▶ [WRITTEN PROBLEM] Edit the data below by replacing every "matrix-cell" with "grid-cell" and leaving everything else unchanged.
⟨
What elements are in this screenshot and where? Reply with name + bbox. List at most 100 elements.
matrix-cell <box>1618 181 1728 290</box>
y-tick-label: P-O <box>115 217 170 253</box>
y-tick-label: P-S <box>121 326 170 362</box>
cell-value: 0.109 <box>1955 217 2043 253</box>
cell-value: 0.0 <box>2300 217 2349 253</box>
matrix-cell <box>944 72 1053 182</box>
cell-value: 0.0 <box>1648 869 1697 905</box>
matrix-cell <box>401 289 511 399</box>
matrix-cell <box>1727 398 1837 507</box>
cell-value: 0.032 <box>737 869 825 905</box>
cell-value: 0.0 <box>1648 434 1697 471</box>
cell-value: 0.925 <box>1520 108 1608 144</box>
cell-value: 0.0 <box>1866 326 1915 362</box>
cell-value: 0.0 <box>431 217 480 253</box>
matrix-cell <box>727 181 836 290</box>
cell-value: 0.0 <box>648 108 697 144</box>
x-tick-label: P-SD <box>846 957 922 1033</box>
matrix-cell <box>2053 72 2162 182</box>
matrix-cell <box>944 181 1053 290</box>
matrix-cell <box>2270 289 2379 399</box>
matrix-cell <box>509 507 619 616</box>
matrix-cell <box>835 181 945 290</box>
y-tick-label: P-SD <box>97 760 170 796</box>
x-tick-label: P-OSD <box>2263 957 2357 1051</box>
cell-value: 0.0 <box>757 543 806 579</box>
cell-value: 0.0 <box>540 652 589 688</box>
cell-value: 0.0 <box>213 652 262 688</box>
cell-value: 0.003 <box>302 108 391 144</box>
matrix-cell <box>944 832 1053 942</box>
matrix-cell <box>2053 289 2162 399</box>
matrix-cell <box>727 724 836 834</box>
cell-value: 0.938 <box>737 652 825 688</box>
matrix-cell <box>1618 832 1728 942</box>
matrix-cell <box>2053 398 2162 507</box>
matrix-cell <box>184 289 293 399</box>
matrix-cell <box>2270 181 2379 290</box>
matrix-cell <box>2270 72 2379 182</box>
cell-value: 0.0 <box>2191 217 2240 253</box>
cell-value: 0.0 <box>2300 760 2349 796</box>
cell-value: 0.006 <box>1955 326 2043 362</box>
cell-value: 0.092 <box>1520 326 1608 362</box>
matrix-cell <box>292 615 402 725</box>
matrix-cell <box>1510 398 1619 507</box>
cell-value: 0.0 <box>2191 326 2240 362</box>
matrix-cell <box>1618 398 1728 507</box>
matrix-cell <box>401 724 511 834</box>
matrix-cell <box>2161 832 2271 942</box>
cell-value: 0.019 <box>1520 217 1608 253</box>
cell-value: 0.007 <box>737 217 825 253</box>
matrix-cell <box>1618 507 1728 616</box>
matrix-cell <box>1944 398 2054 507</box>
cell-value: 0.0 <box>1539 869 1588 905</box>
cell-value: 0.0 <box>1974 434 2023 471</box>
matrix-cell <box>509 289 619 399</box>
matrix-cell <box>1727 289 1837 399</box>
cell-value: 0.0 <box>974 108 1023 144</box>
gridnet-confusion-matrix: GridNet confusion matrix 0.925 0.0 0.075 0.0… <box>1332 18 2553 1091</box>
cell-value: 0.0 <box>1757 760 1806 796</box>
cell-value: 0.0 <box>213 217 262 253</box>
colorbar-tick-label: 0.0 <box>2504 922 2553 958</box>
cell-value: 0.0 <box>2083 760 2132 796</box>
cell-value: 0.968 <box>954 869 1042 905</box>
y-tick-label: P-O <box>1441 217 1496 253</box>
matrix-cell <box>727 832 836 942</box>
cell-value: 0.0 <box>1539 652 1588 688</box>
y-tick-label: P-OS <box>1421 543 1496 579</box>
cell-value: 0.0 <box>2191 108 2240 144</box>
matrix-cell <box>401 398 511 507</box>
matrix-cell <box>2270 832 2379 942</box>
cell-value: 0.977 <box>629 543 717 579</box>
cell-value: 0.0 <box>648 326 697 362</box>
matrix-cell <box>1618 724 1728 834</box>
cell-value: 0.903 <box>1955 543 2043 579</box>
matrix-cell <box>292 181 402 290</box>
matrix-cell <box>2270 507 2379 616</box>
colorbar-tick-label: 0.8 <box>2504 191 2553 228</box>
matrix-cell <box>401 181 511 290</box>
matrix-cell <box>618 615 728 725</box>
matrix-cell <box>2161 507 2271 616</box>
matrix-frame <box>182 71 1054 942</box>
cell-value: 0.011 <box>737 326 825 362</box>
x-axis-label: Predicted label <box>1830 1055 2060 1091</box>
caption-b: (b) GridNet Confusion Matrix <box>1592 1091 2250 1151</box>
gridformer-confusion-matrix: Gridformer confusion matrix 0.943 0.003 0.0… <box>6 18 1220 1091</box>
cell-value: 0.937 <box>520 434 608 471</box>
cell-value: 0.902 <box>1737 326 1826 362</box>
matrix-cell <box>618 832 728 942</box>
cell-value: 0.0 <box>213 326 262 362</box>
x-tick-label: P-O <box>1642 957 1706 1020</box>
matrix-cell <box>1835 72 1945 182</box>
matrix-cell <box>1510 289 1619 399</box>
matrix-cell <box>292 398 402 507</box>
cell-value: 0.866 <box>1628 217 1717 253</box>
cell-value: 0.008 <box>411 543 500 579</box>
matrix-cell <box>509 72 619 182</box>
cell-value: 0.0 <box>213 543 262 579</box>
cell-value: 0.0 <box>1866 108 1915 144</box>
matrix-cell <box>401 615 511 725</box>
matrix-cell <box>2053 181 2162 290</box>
⟩
▶ [EXERCISE OUTPUT]
What elements are in this screenshot and where? Reply with name + bbox. List at most 100 elements.
grid-cell <box>1618 181 1728 290</box>
y-tick-label: P-O <box>115 217 170 253</box>
y-tick-label: P-S <box>121 326 170 362</box>
cell-value: 0.109 <box>1955 217 2043 253</box>
cell-value: 0.0 <box>2300 217 2349 253</box>
grid-cell <box>944 72 1053 182</box>
cell-value: 0.0 <box>1648 869 1697 905</box>
grid-cell <box>401 289 511 399</box>
grid-cell <box>1727 398 1837 507</box>
cell-value: 0.032 <box>737 869 825 905</box>
cell-value: 0.0 <box>1648 434 1697 471</box>
cell-value: 0.925 <box>1520 108 1608 144</box>
cell-value: 0.0 <box>1866 326 1915 362</box>
cell-value: 0.0 <box>431 217 480 253</box>
grid-cell <box>727 181 836 290</box>
cell-value: 0.0 <box>648 108 697 144</box>
x-tick-label: P-SD <box>846 957 922 1033</box>
grid-cell <box>2053 72 2162 182</box>
grid-cell <box>944 181 1053 290</box>
grid-cell <box>2270 289 2379 399</box>
grid-cell <box>509 507 619 616</box>
grid-cell <box>835 181 945 290</box>
y-tick-label: P-SD <box>97 760 170 796</box>
x-tick-label: P-OSD <box>2263 957 2357 1051</box>
cell-value: 0.0 <box>757 543 806 579</box>
cell-value: 0.0 <box>540 652 589 688</box>
cell-value: 0.0 <box>213 652 262 688</box>
cell-value: 0.003 <box>302 108 391 144</box>
grid-cell <box>944 832 1053 942</box>
grid-cell <box>2053 289 2162 399</box>
grid-cell <box>727 724 836 834</box>
cell-value: 0.938 <box>737 652 825 688</box>
grid-cell <box>1618 832 1728 942</box>
grid-cell <box>2053 398 2162 507</box>
grid-cell <box>184 289 293 399</box>
grid-cell <box>2270 181 2379 290</box>
grid-cell <box>2270 72 2379 182</box>
cell-value: 0.0 <box>2191 217 2240 253</box>
cell-value: 0.0 <box>2300 760 2349 796</box>
cell-value: 0.006 <box>1955 326 2043 362</box>
cell-value: 0.092 <box>1520 326 1608 362</box>
grid-cell <box>292 615 402 725</box>
grid-cell <box>1510 398 1619 507</box>
cell-value: 0.0 <box>2191 326 2240 362</box>
grid-cell <box>1618 398 1728 507</box>
grid-cell <box>401 724 511 834</box>
grid-cell <box>2161 832 2271 942</box>
cell-value: 0.019 <box>1520 217 1608 253</box>
cell-value: 0.007 <box>737 217 825 253</box>
grid-cell <box>1618 507 1728 616</box>
grid-cell <box>1944 398 2054 507</box>
cell-value: 0.0 <box>1539 869 1588 905</box>
cell-value: 0.0 <box>1974 434 2023 471</box>
grid-cell <box>509 289 619 399</box>
grid-cell <box>1727 289 1837 399</box>
cell-value: 0.0 <box>974 108 1023 144</box>
gridnet-confusion-matrix: GridNet confusion matrix 0.925 0.0 0.075 0.0… <box>1332 18 2553 1091</box>
cell-value: 0.0 <box>1757 760 1806 796</box>
cell-value: 0.0 <box>213 217 262 253</box>
colorbar-tick-label: 0.0 <box>2504 922 2553 958</box>
cell-value: 0.0 <box>2083 760 2132 796</box>
cell-value: 0.968 <box>954 869 1042 905</box>
y-tick-label: P-O <box>1441 217 1496 253</box>
grid-cell <box>727 832 836 942</box>
cell-value: 0.0 <box>1539 652 1588 688</box>
y-tick-label: P-OS <box>1421 543 1496 579</box>
cell-value: 0.0 <box>2191 108 2240 144</box>
grid-cell <box>401 398 511 507</box>
grid-cell <box>2270 832 2379 942</box>
cell-value: 0.977 <box>629 543 717 579</box>
cell-value: 0.0 <box>648 326 697 362</box>
grid-cell <box>1618 724 1728 834</box>
cell-value: 0.903 <box>1955 543 2043 579</box>
grid-cell <box>292 181 402 290</box>
grid-cell <box>2270 507 2379 616</box>
colorbar-tick-label: 0.8 <box>2504 191 2553 228</box>
grid-cell <box>401 181 511 290</box>
grid-cell <box>618 615 728 725</box>
grid-cell <box>2161 507 2271 616</box>
matrix-frame <box>182 71 1054 942</box>
cell-value: 0.011 <box>737 326 825 362</box>
x-axis-label: Predicted label <box>1830 1055 2060 1091</box>
caption-b: (b) GridNet Confusion Matrix <box>1592 1091 2250 1151</box>
gridformer-confusion-matrix: Gridformer confusion matrix 0.943 0.003 0.0… <box>6 18 1220 1091</box>
cell-value: 0.937 <box>520 434 608 471</box>
cell-value: 0.902 <box>1737 326 1826 362</box>
grid-cell <box>618 832 728 942</box>
cell-value: 0.0 <box>213 326 262 362</box>
x-tick-label: P-O <box>1642 957 1706 1020</box>
grid-cell <box>1835 72 1945 182</box>
grid-cell <box>1510 289 1619 399</box>
grid-cell <box>292 398 402 507</box>
cell-value: 0.866 <box>1628 217 1717 253</box>
cell-value: 0.008 <box>411 543 500 579</box>
grid-cell <box>509 72 619 182</box>
cell-value: 0.0 <box>213 543 262 579</box>
cell-value: 0.0 <box>1866 108 1915 144</box>
grid-cell <box>401 615 511 725</box>
grid-cell <box>2053 181 2162 290</box>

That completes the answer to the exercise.